Description of the task >> Report how many lines of the following entries include the string "JSON"; respond with the number alone.
········
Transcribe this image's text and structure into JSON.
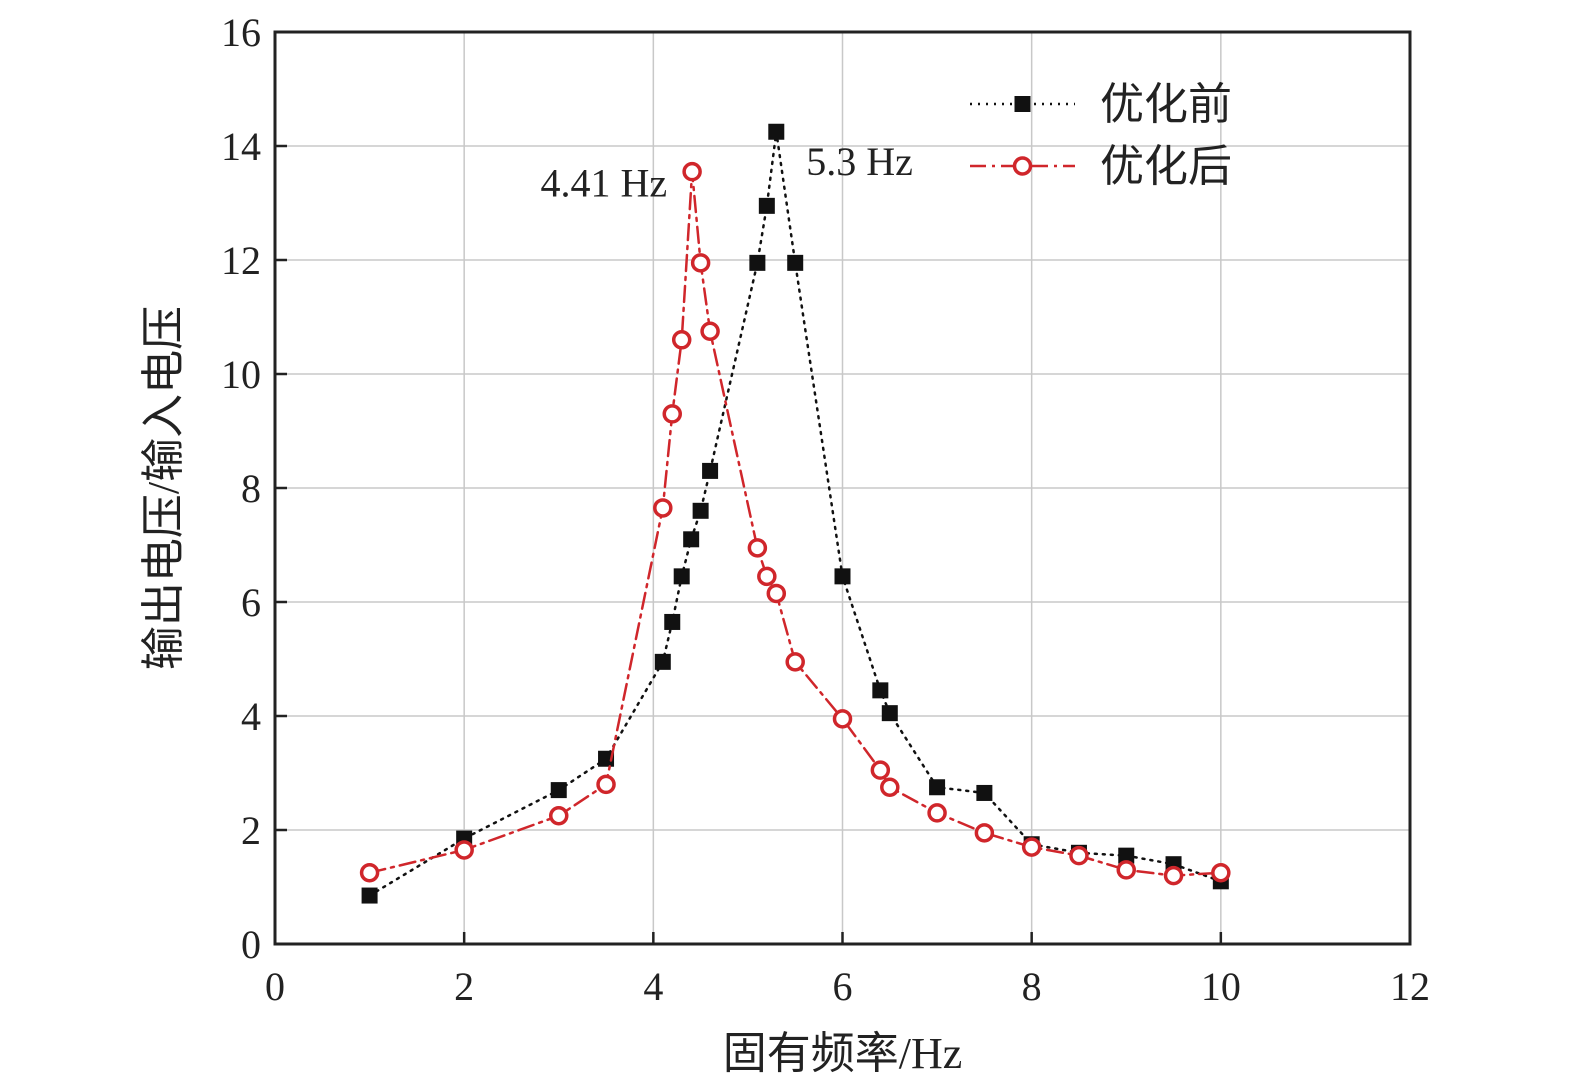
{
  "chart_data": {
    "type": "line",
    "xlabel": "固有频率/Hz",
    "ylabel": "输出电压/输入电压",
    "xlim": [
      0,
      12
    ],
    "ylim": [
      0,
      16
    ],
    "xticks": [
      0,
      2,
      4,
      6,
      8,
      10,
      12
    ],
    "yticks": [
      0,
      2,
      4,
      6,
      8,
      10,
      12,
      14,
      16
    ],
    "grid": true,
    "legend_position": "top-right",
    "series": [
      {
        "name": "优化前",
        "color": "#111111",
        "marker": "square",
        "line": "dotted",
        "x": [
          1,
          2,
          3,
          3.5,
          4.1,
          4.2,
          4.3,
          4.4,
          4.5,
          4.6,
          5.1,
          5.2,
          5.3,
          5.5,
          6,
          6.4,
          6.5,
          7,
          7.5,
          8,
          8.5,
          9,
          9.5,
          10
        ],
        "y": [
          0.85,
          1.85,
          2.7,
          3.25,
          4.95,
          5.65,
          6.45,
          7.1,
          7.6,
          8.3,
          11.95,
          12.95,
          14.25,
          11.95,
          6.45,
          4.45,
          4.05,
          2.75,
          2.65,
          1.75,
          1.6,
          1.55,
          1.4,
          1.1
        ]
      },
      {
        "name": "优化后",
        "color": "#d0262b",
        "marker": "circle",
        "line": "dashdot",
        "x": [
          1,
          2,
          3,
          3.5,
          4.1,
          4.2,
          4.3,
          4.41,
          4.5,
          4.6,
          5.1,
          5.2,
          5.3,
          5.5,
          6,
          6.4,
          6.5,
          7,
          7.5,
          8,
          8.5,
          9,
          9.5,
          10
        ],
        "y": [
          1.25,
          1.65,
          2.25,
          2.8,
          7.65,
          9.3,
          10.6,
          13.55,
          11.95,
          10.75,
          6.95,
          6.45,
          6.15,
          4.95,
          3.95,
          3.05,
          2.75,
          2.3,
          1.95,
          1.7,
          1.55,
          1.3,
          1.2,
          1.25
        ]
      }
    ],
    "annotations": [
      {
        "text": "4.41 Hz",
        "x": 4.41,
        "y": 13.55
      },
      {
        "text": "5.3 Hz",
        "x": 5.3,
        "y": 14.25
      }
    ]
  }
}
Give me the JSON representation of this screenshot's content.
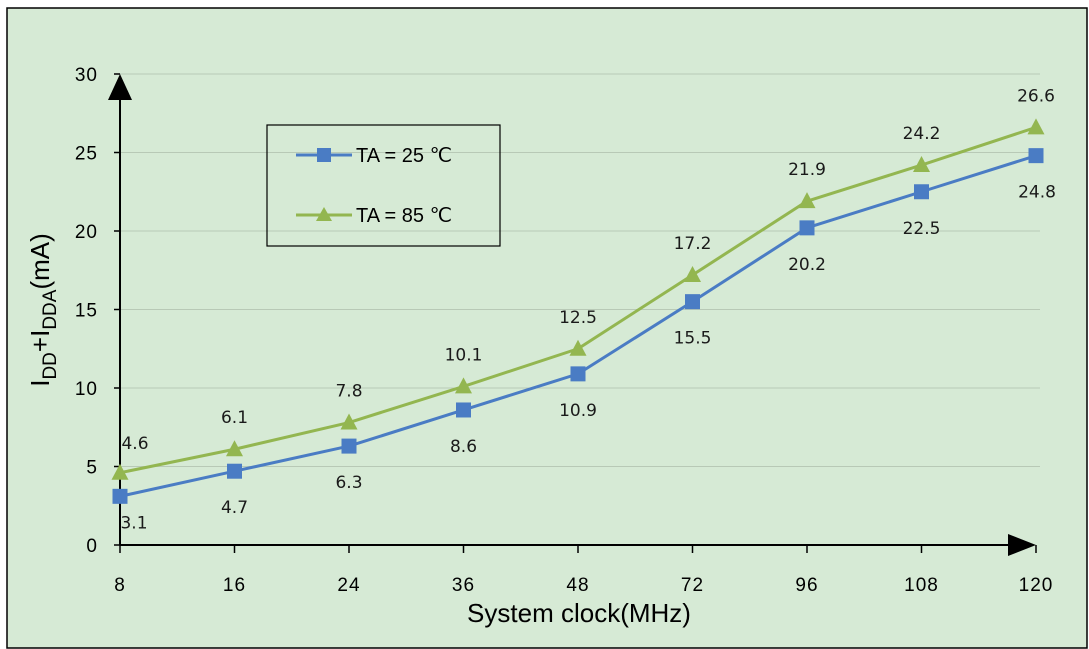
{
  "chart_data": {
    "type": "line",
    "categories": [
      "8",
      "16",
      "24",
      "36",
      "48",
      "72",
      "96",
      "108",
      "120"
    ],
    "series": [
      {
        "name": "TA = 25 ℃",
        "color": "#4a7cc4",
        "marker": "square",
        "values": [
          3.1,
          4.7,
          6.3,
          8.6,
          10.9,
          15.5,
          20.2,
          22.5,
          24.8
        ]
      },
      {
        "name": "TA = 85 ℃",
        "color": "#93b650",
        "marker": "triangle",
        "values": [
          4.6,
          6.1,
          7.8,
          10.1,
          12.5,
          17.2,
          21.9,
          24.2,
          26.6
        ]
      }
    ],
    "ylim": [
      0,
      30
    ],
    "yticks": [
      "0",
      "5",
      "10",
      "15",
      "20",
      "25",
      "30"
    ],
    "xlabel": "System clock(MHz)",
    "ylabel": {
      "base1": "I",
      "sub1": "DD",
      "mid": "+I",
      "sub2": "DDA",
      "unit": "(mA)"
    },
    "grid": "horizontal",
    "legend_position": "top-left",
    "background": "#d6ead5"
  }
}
········
Solution >> 2